[Stored records]
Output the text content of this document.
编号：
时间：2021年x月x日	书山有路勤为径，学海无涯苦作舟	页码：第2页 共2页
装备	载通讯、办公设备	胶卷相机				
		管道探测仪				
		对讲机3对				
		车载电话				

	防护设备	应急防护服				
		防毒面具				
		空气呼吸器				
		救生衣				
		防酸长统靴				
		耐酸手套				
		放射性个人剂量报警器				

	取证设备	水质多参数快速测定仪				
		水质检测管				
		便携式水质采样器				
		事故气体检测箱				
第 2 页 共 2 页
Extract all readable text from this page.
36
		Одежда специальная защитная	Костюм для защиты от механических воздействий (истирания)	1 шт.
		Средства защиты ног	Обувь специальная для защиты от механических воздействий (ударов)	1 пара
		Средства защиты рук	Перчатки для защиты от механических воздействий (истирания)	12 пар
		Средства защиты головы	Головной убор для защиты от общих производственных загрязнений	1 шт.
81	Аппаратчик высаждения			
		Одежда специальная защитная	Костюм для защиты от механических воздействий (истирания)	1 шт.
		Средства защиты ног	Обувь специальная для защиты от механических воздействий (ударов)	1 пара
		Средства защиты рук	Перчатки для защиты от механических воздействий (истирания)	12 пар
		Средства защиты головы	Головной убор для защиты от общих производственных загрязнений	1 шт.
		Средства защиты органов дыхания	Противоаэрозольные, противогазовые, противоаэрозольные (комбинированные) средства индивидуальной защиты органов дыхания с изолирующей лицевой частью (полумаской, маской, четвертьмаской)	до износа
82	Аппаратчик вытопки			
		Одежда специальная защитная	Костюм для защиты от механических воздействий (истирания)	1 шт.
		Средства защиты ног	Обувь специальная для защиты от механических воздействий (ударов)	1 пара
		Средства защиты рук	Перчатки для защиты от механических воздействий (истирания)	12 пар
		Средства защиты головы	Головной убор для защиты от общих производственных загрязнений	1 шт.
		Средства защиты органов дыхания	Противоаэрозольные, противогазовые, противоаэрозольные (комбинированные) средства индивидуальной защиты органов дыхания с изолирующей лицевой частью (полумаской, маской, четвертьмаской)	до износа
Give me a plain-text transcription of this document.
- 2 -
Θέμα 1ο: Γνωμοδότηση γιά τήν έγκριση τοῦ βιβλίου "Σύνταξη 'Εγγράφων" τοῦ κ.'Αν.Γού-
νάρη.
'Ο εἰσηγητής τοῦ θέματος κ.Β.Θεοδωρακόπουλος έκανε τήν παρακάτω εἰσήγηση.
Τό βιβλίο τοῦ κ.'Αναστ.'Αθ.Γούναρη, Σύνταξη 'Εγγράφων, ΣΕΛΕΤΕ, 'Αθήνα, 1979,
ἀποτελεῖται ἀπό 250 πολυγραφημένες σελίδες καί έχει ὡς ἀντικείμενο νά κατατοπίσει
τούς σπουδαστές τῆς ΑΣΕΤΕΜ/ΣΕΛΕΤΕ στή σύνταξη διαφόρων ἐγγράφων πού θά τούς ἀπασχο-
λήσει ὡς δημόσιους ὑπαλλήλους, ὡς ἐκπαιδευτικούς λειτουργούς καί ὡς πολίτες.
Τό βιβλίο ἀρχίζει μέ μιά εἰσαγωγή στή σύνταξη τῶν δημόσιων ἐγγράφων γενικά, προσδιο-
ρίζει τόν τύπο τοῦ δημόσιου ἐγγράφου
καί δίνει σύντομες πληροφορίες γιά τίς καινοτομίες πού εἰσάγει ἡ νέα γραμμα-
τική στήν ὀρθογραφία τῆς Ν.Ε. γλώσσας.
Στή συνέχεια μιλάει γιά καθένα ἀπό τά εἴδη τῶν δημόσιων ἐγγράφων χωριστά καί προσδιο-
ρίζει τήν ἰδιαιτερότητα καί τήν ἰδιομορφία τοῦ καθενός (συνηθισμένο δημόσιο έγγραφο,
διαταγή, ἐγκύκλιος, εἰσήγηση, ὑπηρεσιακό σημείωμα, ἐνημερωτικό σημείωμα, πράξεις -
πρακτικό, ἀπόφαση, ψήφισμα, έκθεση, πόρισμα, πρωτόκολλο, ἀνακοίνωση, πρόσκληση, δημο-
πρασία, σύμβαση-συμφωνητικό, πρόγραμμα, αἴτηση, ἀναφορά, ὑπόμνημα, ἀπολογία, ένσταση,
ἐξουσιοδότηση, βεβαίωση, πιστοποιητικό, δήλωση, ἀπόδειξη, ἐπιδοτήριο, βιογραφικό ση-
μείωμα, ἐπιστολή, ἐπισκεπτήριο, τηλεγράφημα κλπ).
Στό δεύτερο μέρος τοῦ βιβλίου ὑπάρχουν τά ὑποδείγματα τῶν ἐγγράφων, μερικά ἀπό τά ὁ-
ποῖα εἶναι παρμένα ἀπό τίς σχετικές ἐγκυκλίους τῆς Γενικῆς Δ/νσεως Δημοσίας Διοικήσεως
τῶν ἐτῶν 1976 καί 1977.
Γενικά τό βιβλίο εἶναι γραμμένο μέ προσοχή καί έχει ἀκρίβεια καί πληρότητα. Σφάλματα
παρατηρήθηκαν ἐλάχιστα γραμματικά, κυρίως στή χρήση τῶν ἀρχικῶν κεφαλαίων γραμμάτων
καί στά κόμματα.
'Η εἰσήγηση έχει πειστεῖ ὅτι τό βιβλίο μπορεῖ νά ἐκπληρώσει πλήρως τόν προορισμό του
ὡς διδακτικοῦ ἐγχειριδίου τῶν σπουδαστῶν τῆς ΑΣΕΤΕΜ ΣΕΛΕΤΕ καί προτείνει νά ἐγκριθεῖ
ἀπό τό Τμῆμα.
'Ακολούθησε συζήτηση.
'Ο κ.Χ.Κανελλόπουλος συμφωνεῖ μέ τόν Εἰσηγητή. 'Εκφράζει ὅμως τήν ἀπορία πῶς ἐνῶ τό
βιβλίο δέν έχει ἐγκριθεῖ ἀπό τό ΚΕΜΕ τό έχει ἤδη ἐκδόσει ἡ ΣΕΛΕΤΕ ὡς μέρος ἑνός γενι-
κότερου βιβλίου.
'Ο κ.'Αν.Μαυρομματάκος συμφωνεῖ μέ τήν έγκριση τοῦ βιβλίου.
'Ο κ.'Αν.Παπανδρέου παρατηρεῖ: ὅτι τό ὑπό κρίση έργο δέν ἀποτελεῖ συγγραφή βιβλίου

- [Written request]
Your task is to print the whole listing again exactly.

- [Solution below]
Output the text content of this document.
编号：
时间：2021年x月x日	书山有路勤为径，学海无涯苦作舟	页码：第2页 共2页
装备	载通讯、办公设备	胶卷相机				
		管道探测仪				
		对讲机3对				
		车载电话				

	防护设备	应急防护服				
		防毒面具				
		空气呼吸器				
		救生衣				
		防酸长统靴				
		耐酸手套				
		放射性个人剂量报警器				

	取证设备	水质多参数快速测定仪				
		水质检测管				
		便携式水质采样器				
		事故气体检测箱				
第 2 页 共 2 页
Extract all readable text from this page.
36
		Одежда специальная защитная	Костюм для защиты от механических воздействий (истирания)	1 шт.
		Средства защиты ног	Обувь специальная для защиты от механических воздействий (ударов)	1 пара
		Средства защиты рук	Перчатки для защиты от механических воздействий (истирания)	12 пар
		Средства защиты головы	Головной убор для защиты от общих производственных загрязнений	1 шт.
81	Аппаратчик высаждения			
		Одежда специальная защитная	Костюм для защиты от механических воздействий (истирания)	1 шт.
		Средства защиты ног	Обувь специальная для защиты от механических воздействий (ударов)	1 пара
		Средства защиты рук	Перчатки для защиты от механических воздействий (истирания)	12 пар
		Средства защиты головы	Головной убор для защиты от общих производственных загрязнений	1 шт.
		Средства защиты органов дыхания	Противоаэрозольные, противогазовые, противоаэрозольные (комбинированные) средства индивидуальной защиты органов дыхания с изолирующей лицевой частью (полумаской, маской, четвертьмаской)	до износа
82	Аппаратчик вытопки			
		Одежда специальная защитная	Костюм для защиты от механических воздействий (истирания)	1 шт.
		Средства защиты ног	Обувь специальная для защиты от механических воздействий (ударов)	1 пара
		Средства защиты рук	Перчатки для защиты от механических воздействий (истирания)	12 пар
		Средства защиты головы	Головной убор для защиты от общих производственных загрязнений	1 шт.
		Средства защиты органов дыхания	Противоаэрозольные, противогазовые, противоаэрозольные (комбинированные) средства индивидуальной защиты органов дыхания с изолирующей лицевой частью (полумаской, маской, четвертьмаской)	до износа
Give me a plain-text transcription of this document.
- 2 -
Θέμα 1ο: Γνωμοδότηση γιά τήν έγκριση τοῦ βιβλίου "Σύνταξη 'Εγγράφων" τοῦ κ.'Αν.Γού-
νάρη.
'Ο εἰσηγητής τοῦ θέματος κ.Β.Θεοδωρακόπουλος έκανε τήν παρακάτω εἰσήγηση.
Τό βιβλίο τοῦ κ.'Αναστ.'Αθ.Γούναρη, Σύνταξη 'Εγγράφων, ΣΕΛΕΤΕ, 'Αθήνα, 1979,
ἀποτελεῖται ἀπό 250 πολυγραφημένες σελίδες καί έχει ὡς ἀντικείμενο νά κατατοπίσει
τούς σπουδαστές τῆς ΑΣΕΤΕΜ/ΣΕΛΕΤΕ στή σύνταξη διαφόρων ἐγγράφων πού θά τούς ἀπασχο-
λήσει ὡς δημόσιους ὑπαλλήλους, ὡς ἐκπαιδευτικούς λειτουργούς καί ὡς πολίτες.
Τό βιβλίο ἀρχίζει μέ μιά εἰσαγωγή στή σύνταξη τῶν δημόσιων ἐγγράφων γενικά, προσδιο-
ρίζει τόν τύπο τοῦ δημόσιου ἐγγράφου
καί δίνει σύντομες πληροφορίες γιά τίς καινοτομίες πού εἰσάγει ἡ νέα γραμμα-
τική στήν ὀρθογραφία τῆς Ν.Ε. γλώσσας.
Στή συνέχεια μιλάει γιά καθένα ἀπό τά εἴδη τῶν δημόσιων ἐγγράφων χωριστά καί προσδιο-
ρίζει τήν ἰδιαιτερότητα καί τήν ἰδιομορφία τοῦ καθενός (συνηθισμένο δημόσιο έγγραφο,
διαταγή, ἐγκύκλιος, εἰσήγηση, ὑπηρεσιακό σημείωμα, ἐνημερωτικό σημείωμα, πράξεις -
πρακτικό, ἀπόφαση, ψήφισμα, έκθεση, πόρισμα, πρωτόκολλο, ἀνακοίνωση, πρόσκληση, δημο-
πρασία, σύμβαση-συμφωνητικό, πρόγραμμα, αἴτηση, ἀναφορά, ὑπόμνημα, ἀπολογία, ένσταση,
ἐξουσιοδότηση, βεβαίωση, πιστοποιητικό, δήλωση, ἀπόδειξη, ἐπιδοτήριο, βιογραφικό ση-
μείωμα, ἐπιστολή, ἐπισκεπτήριο, τηλεγράφημα κλπ).
Στό δεύτερο μέρος τοῦ βιβλίου ὑπάρχουν τά ὑποδείγματα τῶν ἐγγράφων, μερικά ἀπό τά ὁ-
ποῖα εἶναι παρμένα ἀπό τίς σχετικές ἐγκυκλίους τῆς Γενικῆς Δ/νσεως Δημοσίας Διοικήσεως
τῶν ἐτῶν 1976 καί 1977.
Γενικά τό βιβλίο εἶναι γραμμένο μέ προσοχή καί έχει ἀκρίβεια καί πληρότητα. Σφάλματα
παρατηρήθηκαν ἐλάχιστα γραμματικά, κυρίως στή χρήση τῶν ἀρχικῶν κεφαλαίων γραμμάτων
καί στά κόμματα.
'Η εἰσήγηση έχει πειστεῖ ὅτι τό βιβλίο μπορεῖ νά ἐκπληρώσει πλήρως τόν προορισμό του
ὡς διδακτικοῦ ἐγχειριδίου τῶν σπουδαστῶν τῆς ΑΣΕΤΕΜ ΣΕΛΕΤΕ καί προτείνει νά ἐγκριθεῖ
ἀπό τό Τμῆμα.
'Ακολούθησε συζήτηση.
'Ο κ.Χ.Κανελλόπουλος συμφωνεῖ μέ τόν Εἰσηγητή. 'Εκφράζει ὅμως τήν ἀπορία πῶς ἐνῶ τό
βιβλίο δέν έχει ἐγκριθεῖ ἀπό τό ΚΕΜΕ τό έχει ἤδη ἐκδόσει ἡ ΣΕΛΕΤΕ ὡς μέρος ἑνός γενι-
κότερου βιβλίου.
'Ο κ.'Αν.Μαυρομματάκος συμφωνεῖ μέ τήν έγκριση τοῦ βιβλίου.
'Ο κ.'Αν.Παπανδρέου παρατηρεῖ: ὅτι τό ὑπό κρίση έργο δέν ἀποτελεῖ συγγραφή βιβλίου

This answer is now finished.